▸ **Problem description**: Extract every line of the records below and reproduce each one character for character, with no changes, omissions or additions.

____

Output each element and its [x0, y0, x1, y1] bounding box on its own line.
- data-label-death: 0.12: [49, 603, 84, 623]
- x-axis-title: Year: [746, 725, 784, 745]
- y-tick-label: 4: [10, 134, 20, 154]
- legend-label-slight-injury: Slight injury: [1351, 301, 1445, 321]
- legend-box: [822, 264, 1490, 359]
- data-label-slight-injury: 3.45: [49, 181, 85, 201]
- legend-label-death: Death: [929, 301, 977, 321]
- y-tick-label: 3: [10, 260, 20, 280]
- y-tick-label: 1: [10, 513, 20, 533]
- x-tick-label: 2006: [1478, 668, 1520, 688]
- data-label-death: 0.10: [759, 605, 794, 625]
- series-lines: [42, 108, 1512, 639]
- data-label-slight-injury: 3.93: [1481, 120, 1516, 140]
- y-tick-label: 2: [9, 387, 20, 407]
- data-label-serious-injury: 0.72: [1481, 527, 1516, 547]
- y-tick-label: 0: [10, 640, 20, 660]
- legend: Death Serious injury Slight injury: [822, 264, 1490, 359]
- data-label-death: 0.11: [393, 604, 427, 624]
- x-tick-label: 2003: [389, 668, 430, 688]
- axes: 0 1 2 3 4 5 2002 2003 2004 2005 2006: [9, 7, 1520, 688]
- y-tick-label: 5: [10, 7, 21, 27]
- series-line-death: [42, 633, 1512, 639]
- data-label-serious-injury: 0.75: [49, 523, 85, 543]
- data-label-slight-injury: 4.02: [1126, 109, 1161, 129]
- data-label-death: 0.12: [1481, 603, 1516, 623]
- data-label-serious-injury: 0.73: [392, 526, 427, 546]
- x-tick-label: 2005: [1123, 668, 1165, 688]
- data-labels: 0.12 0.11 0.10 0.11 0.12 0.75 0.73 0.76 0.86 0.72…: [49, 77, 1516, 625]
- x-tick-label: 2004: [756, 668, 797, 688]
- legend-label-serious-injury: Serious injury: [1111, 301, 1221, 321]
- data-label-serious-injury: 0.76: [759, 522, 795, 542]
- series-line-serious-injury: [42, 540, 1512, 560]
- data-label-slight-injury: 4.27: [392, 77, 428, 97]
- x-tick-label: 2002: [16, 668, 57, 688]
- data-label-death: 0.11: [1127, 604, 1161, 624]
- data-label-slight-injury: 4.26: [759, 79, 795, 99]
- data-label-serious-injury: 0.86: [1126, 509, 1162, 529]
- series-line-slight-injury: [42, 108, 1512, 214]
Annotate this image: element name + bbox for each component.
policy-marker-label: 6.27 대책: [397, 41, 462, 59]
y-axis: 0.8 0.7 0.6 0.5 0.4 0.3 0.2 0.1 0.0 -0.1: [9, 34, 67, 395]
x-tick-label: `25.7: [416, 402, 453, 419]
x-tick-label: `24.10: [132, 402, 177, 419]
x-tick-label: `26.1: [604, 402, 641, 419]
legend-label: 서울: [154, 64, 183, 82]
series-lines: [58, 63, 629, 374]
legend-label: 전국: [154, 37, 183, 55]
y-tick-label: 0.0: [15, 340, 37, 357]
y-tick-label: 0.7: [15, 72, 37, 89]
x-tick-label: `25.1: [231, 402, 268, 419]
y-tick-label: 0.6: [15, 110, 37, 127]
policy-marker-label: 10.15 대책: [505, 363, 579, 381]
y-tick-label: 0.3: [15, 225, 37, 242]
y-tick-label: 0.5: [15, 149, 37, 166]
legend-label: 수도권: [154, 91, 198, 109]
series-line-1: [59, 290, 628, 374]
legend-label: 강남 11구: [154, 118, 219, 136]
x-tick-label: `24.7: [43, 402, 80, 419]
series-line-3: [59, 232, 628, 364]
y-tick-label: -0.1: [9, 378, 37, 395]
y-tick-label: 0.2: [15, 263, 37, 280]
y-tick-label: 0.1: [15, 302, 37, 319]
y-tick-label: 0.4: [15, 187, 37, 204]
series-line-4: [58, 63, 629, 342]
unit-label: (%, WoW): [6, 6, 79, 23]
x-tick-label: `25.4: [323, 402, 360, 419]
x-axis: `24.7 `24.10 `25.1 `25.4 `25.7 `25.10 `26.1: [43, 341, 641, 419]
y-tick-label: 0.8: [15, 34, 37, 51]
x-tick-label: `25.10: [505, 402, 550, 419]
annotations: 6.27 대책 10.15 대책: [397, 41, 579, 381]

____

▸ **Answer**:
Output each element and its [x0, y0, x1, y1] bounding box on its own line.
- data-label-death: 0.12: [49, 603, 84, 623]
- x-axis-title: Year: [746, 725, 784, 745]
- y-tick-label: 4: [10, 134, 20, 154]
- legend-label-slight-injury: Slight injury: [1351, 301, 1445, 321]
- legend-box: [822, 264, 1490, 359]
- data-label-slight-injury: 3.45: [49, 181, 85, 201]
- legend-label-death: Death: [929, 301, 977, 321]
- y-tick-label: 3: [10, 260, 20, 280]
- y-tick-label: 1: [10, 513, 20, 533]
- x-tick-label: 2006: [1478, 668, 1520, 688]
- data-label-death: 0.10: [759, 605, 794, 625]
- series-lines: [42, 108, 1512, 639]
- data-label-slight-injury: 3.93: [1481, 120, 1516, 140]
- y-tick-label: 2: [9, 387, 20, 407]
- data-label-serious-injury: 0.72: [1481, 527, 1516, 547]
- y-tick-label: 0: [10, 640, 20, 660]
- legend: Death Serious injury Slight injury: [822, 264, 1490, 359]
- data-label-death: 0.11: [393, 604, 427, 624]
- x-tick-label: 2003: [389, 668, 430, 688]
- axes: 0 1 2 3 4 5 2002 2003 2004 2005 2006: [9, 7, 1520, 688]
- y-tick-label: 5: [10, 7, 21, 27]
- series-line-death: [42, 633, 1512, 639]
- data-label-serious-injury: 0.75: [49, 523, 85, 543]
- data-label-slight-injury: 4.02: [1126, 109, 1161, 129]
- data-label-death: 0.12: [1481, 603, 1516, 623]
- data-label-serious-injury: 0.73: [392, 526, 427, 546]
- x-tick-label: 2005: [1123, 668, 1165, 688]
- data-labels: 0.12 0.11 0.10 0.11 0.12 0.75 0.73 0.76 0.86 0.72…: [49, 77, 1516, 625]
- x-tick-label: 2004: [756, 668, 797, 688]
- legend-label-serious-injury: Serious injury: [1111, 301, 1221, 321]
- data-label-serious-injury: 0.76: [759, 522, 795, 542]
- series-line-serious-injury: [42, 540, 1512, 560]
- data-label-slight-injury: 4.27: [392, 77, 428, 97]
- x-tick-label: 2002: [16, 668, 57, 688]
- data-label-death: 0.11: [1127, 604, 1161, 624]
- data-label-slight-injury: 4.26: [759, 79, 795, 99]
- data-label-serious-injury: 0.86: [1126, 509, 1162, 529]
- series-line-slight-injury: [42, 108, 1512, 214]
Annotate this image: element name + bbox for each component.
policy-marker-label: 6.27 대책: [397, 41, 462, 59]
y-axis: 0.8 0.7 0.6 0.5 0.4 0.3 0.2 0.1 0.0 -0.1: [9, 34, 67, 395]
x-tick-label: `25.7: [416, 402, 453, 419]
x-tick-label: `24.10: [132, 402, 177, 419]
x-tick-label: `26.1: [604, 402, 641, 419]
legend-label: 서울: [154, 64, 183, 82]
series-lines: [58, 63, 629, 374]
legend-label: 전국: [154, 37, 183, 55]
y-tick-label: 0.0: [15, 340, 37, 357]
y-tick-label: 0.7: [15, 72, 37, 89]
x-tick-label: `25.1: [231, 402, 268, 419]
y-tick-label: 0.6: [15, 110, 37, 127]
policy-marker-label: 10.15 대책: [505, 363, 579, 381]
y-tick-label: 0.3: [15, 225, 37, 242]
y-tick-label: 0.5: [15, 149, 37, 166]
legend-label: 수도권: [154, 91, 198, 109]
series-line-1: [59, 290, 628, 374]
legend-label: 강남 11구: [154, 118, 219, 136]
x-tick-label: `24.7: [43, 402, 80, 419]
series-line-3: [59, 232, 628, 364]
y-tick-label: -0.1: [9, 378, 37, 395]
y-tick-label: 0.2: [15, 263, 37, 280]
y-tick-label: 0.1: [15, 302, 37, 319]
y-tick-label: 0.4: [15, 187, 37, 204]
series-line-4: [58, 63, 629, 342]
unit-label: (%, WoW): [6, 6, 79, 23]
x-tick-label: `25.4: [323, 402, 360, 419]
x-axis: `24.7 `24.10 `25.1 `25.4 `25.7 `25.10 `26.1: [43, 341, 641, 419]
y-tick-label: 0.8: [15, 34, 37, 51]
x-tick-label: `25.10: [505, 402, 550, 419]
annotations: 6.27 대책 10.15 대책: [397, 41, 579, 381]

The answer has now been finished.